● **Requirement**: Find the line that contains "Output a JSON". Repeat that line and all lines following it, exactly, through the end of the listing below.

● **Excerpted records**:
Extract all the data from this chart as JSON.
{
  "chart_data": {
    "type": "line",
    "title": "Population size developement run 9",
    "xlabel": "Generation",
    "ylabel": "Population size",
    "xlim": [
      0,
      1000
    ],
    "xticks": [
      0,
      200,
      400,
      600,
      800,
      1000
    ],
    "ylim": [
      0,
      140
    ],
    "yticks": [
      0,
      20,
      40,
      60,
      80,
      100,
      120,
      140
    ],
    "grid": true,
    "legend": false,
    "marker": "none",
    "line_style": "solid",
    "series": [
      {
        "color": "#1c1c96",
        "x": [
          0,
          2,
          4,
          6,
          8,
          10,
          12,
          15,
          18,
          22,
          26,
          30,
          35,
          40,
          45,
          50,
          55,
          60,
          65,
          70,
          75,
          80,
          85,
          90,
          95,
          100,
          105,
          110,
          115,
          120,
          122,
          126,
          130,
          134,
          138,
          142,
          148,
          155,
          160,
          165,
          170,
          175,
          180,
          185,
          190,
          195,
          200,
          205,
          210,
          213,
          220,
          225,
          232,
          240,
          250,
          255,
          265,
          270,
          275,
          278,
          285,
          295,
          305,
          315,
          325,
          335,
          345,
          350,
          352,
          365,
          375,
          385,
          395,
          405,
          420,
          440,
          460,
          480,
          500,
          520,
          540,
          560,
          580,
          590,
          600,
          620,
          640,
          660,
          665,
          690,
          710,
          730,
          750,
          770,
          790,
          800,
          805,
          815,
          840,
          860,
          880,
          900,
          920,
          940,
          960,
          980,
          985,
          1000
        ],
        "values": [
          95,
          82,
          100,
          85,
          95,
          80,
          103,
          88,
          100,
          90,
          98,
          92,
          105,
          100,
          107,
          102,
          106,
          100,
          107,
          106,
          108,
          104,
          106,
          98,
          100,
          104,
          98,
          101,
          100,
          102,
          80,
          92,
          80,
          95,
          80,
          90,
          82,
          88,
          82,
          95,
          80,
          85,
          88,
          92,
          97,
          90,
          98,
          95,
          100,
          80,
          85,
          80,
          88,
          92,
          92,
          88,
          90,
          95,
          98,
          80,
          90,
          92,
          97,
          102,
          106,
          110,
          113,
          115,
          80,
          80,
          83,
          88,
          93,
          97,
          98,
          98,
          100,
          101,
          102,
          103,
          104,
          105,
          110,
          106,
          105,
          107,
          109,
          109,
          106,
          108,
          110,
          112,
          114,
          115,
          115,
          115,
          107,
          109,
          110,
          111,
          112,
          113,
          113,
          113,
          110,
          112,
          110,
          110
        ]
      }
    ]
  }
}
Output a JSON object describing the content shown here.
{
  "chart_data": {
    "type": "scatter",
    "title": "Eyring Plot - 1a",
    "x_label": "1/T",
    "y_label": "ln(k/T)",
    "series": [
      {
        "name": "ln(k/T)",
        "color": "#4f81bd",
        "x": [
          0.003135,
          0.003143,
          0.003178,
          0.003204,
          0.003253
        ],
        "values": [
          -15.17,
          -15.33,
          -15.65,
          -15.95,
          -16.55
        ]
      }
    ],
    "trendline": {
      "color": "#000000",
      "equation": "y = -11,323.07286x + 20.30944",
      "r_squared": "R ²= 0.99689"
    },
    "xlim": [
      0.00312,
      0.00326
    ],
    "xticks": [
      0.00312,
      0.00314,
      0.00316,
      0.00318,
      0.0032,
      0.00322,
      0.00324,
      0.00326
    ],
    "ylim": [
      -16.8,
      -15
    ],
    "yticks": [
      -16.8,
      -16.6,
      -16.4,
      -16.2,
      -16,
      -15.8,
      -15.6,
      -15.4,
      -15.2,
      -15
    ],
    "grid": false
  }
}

● **Result of this task**:
Output a JSON object describing the content shown here.
{
  "chart_data": {
    "type": "scatter",
    "title": "Eyring Plot - 1a",
    "x_label": "1/T",
    "y_label": "ln(k/T)",
    "series": [
      {
        "name": "ln(k/T)",
        "color": "#4f81bd",
        "x": [
          0.003135,
          0.003143,
          0.003178,
          0.003204,
          0.003253
        ],
        "values": [
          -15.17,
          -15.33,
          -15.65,
          -15.95,
          -16.55
        ]
      }
    ],
    "trendline": {
      "color": "#000000",
      "equation": "y = -11,323.07286x + 20.30944",
      "r_squared": "R ²= 0.99689"
    },
    "xlim": [
      0.00312,
      0.00326
    ],
    "xticks": [
      0.00312,
      0.00314,
      0.00316,
      0.00318,
      0.0032,
      0.00322,
      0.00324,
      0.00326
    ],
    "ylim": [
      -16.8,
      -15
    ],
    "yticks": [
      -16.8,
      -16.6,
      -16.4,
      -16.2,
      -16,
      -15.8,
      -15.6,
      -15.4,
      -15.2,
      -15
    ],
    "grid": false
  }
}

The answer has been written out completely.